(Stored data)
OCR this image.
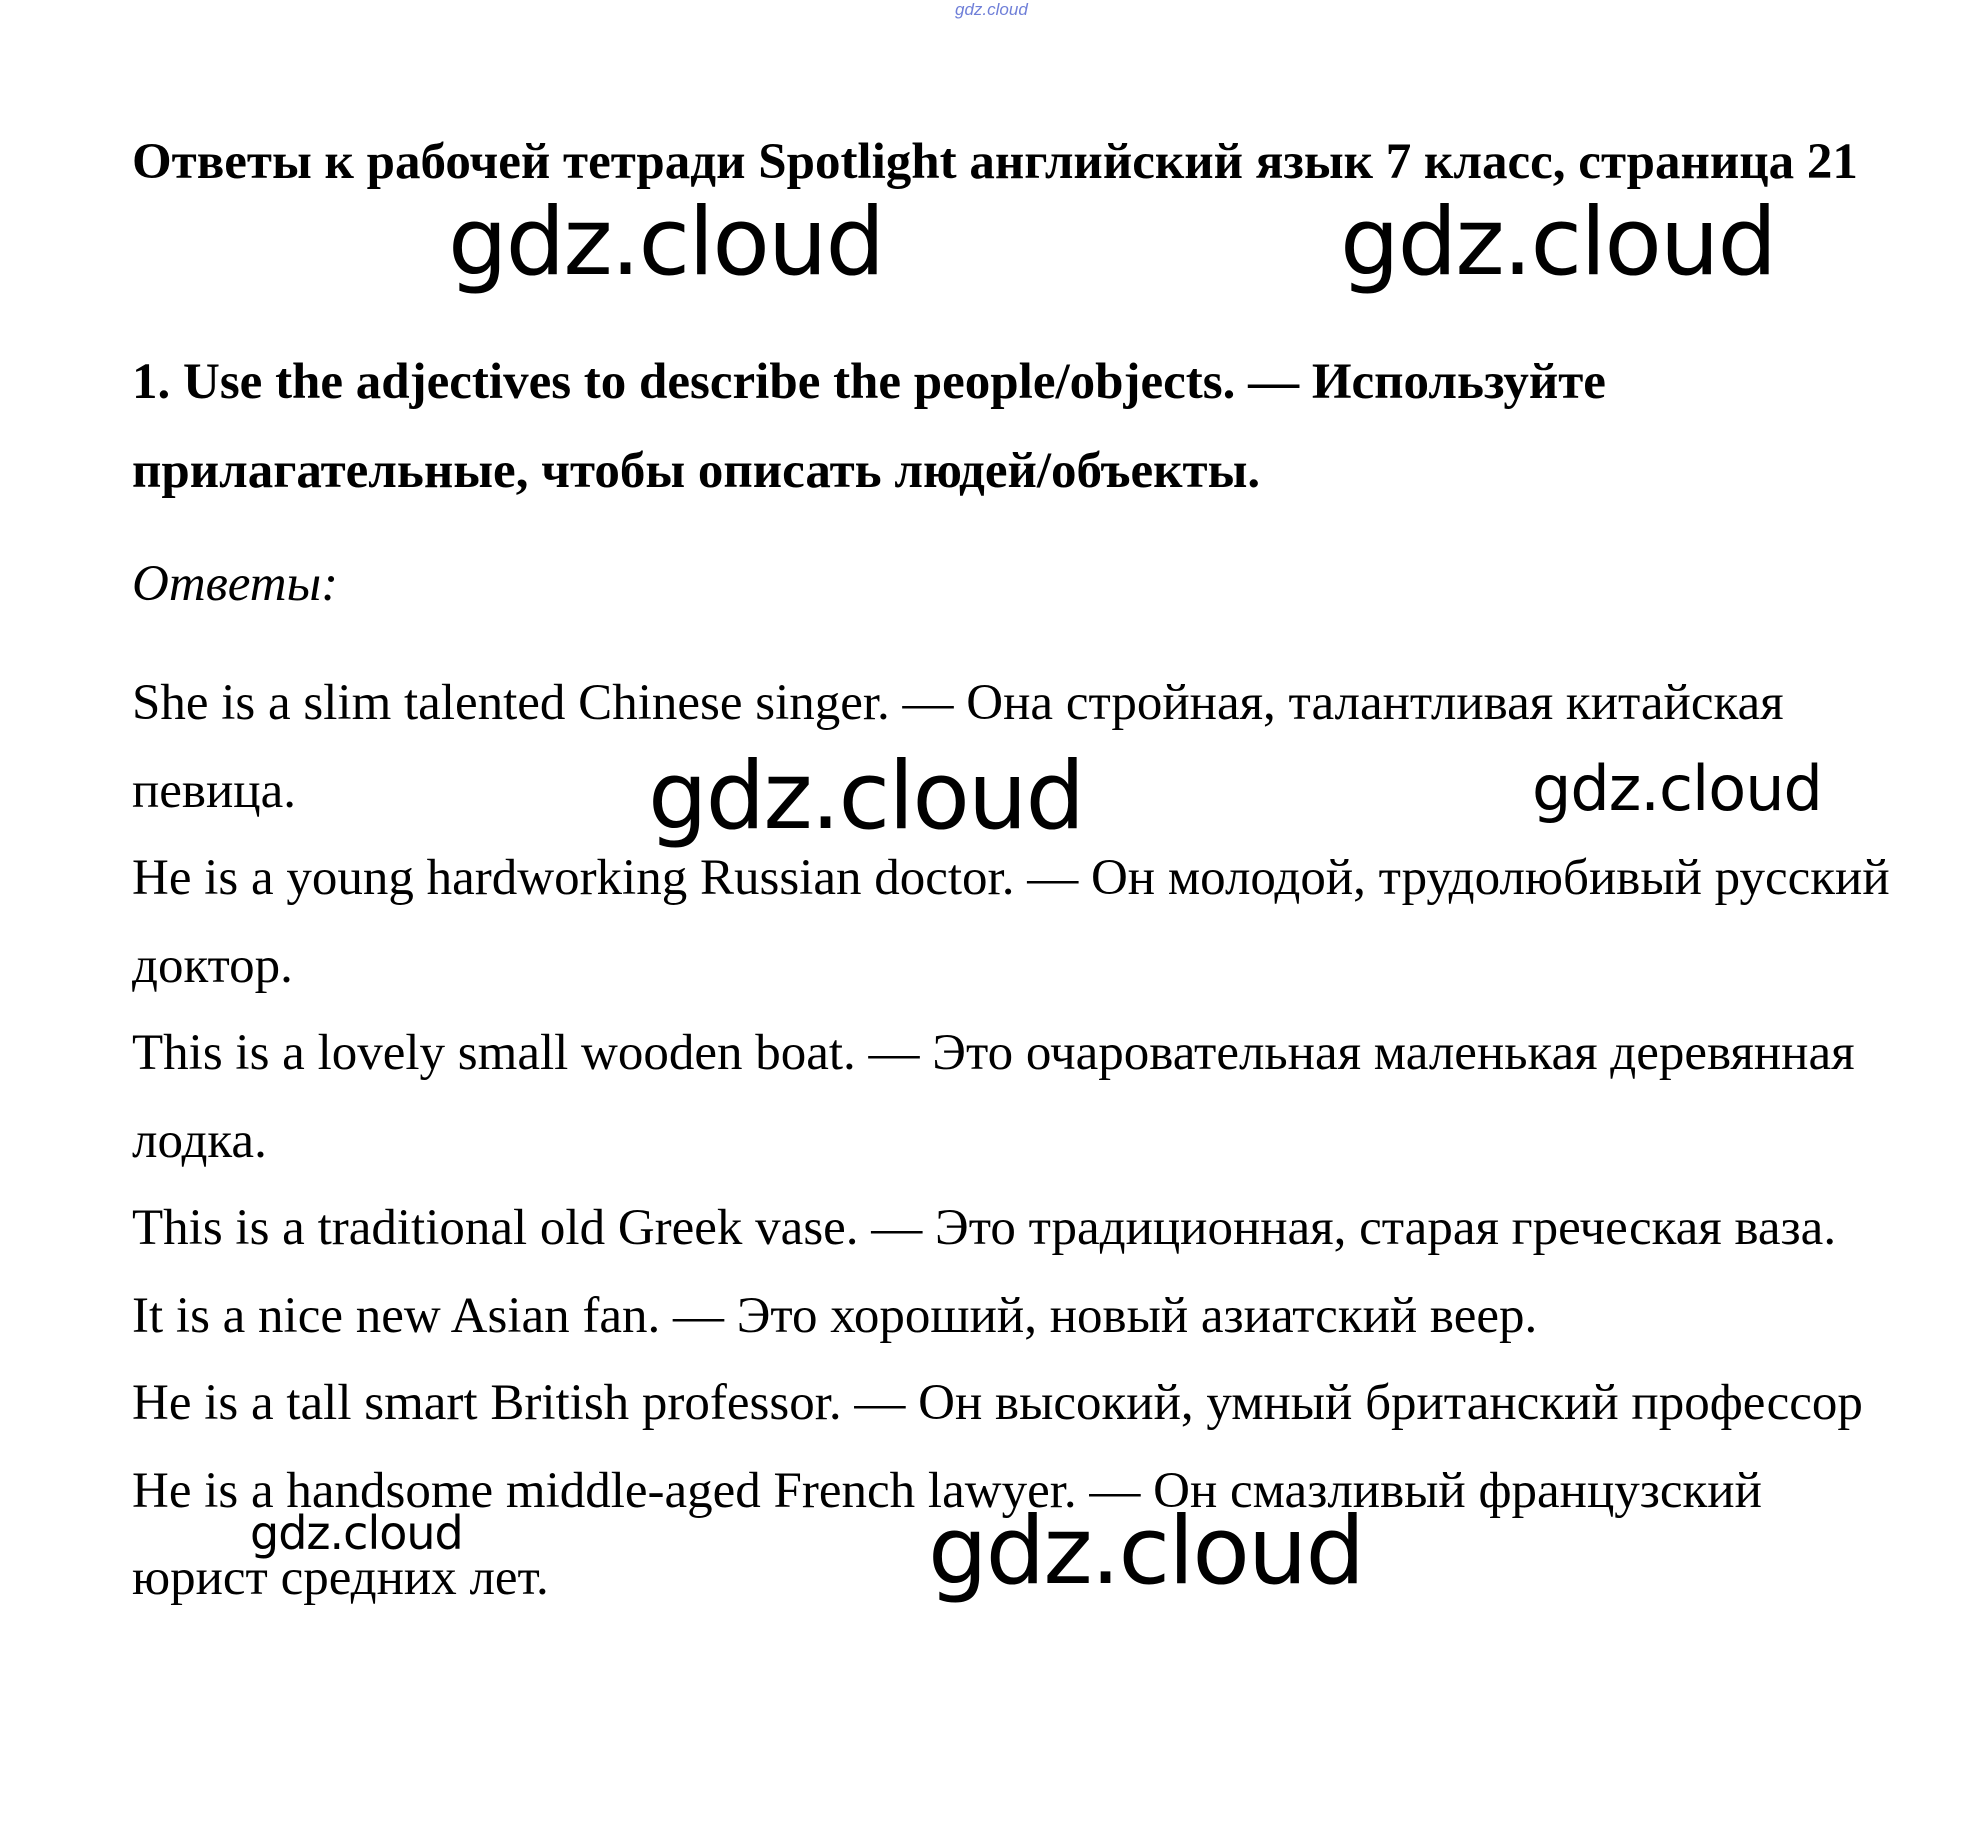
gdz.cloud
Ответы к рабочей тетради Spotlight английский язык 7 класс, страница 21
1. Use the adjectives to describe the people/objects. — Используйте прилагательные, чтобы описать людей/объекты.
Ответы:

She is a slim talented Chinese singer. — Она стройная, талантливая китайская певица.

He is a young hardworking Russian doctor. — Он молодой, трудолюбивый русский доктор.

This is a lovely small wooden boat. — Это очаровательная маленькая деревянная лодка.

This is a traditional old Greek vase. — Это традиционная, старая греческая ваза.

It is a nice new Asian fan. — Это хороший, новый азиатский веер.

He is a tall smart British professor. — Он высокий, умный британский профессор

He is a handsome middle-aged French lawyer. — Он смазливый французский юрист средних лет.

gdz.cloud	gdz.cloud
gdz.cloud	gdz.cloud
gdz.cloud	gdz.cloud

* Stated task:
Repeat the material above verbatim. Leave the pictures behind.

* Solved exercise:
OCR this image.
gdz.cloud
Ответы к рабочей тетради Spotlight английский язык 7 класс, страница 21
1. Use the adjectives to describe the people/objects. — Используйте прилагательные, чтобы описать людей/объекты.
Ответы:

She is a slim talented Chinese singer. — Она стройная, талантливая китайская певица.

He is a young hardworking Russian doctor. — Он молодой, трудолюбивый русский доктор.

This is a lovely small wooden boat. — Это очаровательная маленькая деревянная лодка.

This is a traditional old Greek vase. — Это традиционная, старая греческая ваза.

It is a nice new Asian fan. — Это хороший, новый азиатский веер.

He is a tall smart British professor. — Он высокий, умный британский профессор

He is a handsome middle-aged French lawyer. — Он смазливый французский юрист средних лет.

gdz.cloud	gdz.cloud
gdz.cloud	gdz.cloud
gdz.cloud	gdz.cloud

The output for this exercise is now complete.